=== Entries ===

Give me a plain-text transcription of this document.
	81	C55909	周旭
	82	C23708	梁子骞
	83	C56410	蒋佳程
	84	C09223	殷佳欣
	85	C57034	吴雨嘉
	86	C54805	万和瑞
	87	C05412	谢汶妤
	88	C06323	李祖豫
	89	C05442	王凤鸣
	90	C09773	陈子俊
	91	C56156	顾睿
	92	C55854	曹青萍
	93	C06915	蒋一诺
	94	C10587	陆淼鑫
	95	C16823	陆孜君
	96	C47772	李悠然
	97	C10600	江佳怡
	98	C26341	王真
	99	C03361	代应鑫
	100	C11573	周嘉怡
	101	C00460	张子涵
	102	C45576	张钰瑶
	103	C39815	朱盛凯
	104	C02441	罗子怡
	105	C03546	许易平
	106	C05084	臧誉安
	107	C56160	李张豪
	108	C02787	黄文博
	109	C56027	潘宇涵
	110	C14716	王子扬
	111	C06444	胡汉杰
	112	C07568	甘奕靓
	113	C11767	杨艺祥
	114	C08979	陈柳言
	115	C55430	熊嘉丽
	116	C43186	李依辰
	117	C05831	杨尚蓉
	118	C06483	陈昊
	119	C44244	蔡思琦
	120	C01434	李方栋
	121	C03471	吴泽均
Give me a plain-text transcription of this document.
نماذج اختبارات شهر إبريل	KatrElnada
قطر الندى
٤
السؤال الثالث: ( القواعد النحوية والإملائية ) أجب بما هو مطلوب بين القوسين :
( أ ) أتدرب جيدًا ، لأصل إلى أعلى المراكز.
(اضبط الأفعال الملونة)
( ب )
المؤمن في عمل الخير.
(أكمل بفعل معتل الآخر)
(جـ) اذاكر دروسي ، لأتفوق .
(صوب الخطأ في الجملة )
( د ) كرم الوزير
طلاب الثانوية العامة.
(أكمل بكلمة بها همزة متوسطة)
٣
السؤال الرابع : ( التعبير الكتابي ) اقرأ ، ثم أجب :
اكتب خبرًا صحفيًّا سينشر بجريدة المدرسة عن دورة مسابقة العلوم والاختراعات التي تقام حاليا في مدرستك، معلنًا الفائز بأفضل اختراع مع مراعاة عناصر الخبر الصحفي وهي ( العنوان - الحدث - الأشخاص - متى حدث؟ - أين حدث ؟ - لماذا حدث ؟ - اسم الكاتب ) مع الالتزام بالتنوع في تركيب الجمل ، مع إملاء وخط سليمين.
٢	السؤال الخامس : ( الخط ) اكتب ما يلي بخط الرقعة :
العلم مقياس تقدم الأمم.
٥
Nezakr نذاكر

===

Every entry should be printed again exactly as written.

## Task response
Give me a plain-text transcription of this document.
	81	C55909	周旭
	82	C23708	梁子骞
	83	C56410	蒋佳程
	84	C09223	殷佳欣
	85	C57034	吴雨嘉
	86	C54805	万和瑞
	87	C05412	谢汶妤
	88	C06323	李祖豫
	89	C05442	王凤鸣
	90	C09773	陈子俊
	91	C56156	顾睿
	92	C55854	曹青萍
	93	C06915	蒋一诺
	94	C10587	陆淼鑫
	95	C16823	陆孜君
	96	C47772	李悠然
	97	C10600	江佳怡
	98	C26341	王真
	99	C03361	代应鑫
	100	C11573	周嘉怡
	101	C00460	张子涵
	102	C45576	张钰瑶
	103	C39815	朱盛凯
	104	C02441	罗子怡
	105	C03546	许易平
	106	C05084	臧誉安
	107	C56160	李张豪
	108	C02787	黄文博
	109	C56027	潘宇涵
	110	C14716	王子扬
	111	C06444	胡汉杰
	112	C07568	甘奕靓
	113	C11767	杨艺祥
	114	C08979	陈柳言
	115	C55430	熊嘉丽
	116	C43186	李依辰
	117	C05831	杨尚蓉
	118	C06483	陈昊
	119	C44244	蔡思琦
	120	C01434	李方栋
	121	C03471	吴泽均
Give me a plain-text transcription of this document.
نماذج اختبارات شهر إبريل	KatrElnada
قطر الندى
٤
السؤال الثالث: ( القواعد النحوية والإملائية ) أجب بما هو مطلوب بين القوسين :
( أ ) أتدرب جيدًا ، لأصل إلى أعلى المراكز.
(اضبط الأفعال الملونة)
( ب )
المؤمن في عمل الخير.
(أكمل بفعل معتل الآخر)
(جـ) اذاكر دروسي ، لأتفوق .
(صوب الخطأ في الجملة )
( د ) كرم الوزير
طلاب الثانوية العامة.
(أكمل بكلمة بها همزة متوسطة)
٣
السؤال الرابع : ( التعبير الكتابي ) اقرأ ، ثم أجب :
اكتب خبرًا صحفيًّا سينشر بجريدة المدرسة عن دورة مسابقة العلوم والاختراعات التي تقام حاليا في مدرستك، معلنًا الفائز بأفضل اختراع مع مراعاة عناصر الخبر الصحفي وهي ( العنوان - الحدث - الأشخاص - متى حدث؟ - أين حدث ؟ - لماذا حدث ؟ - اسم الكاتب ) مع الالتزام بالتنوع في تركيب الجمل ، مع إملاء وخط سليمين.
٢	السؤال الخامس : ( الخط ) اكتب ما يلي بخط الرقعة :
العلم مقياس تقدم الأمم.
٥
Nezakr نذاكر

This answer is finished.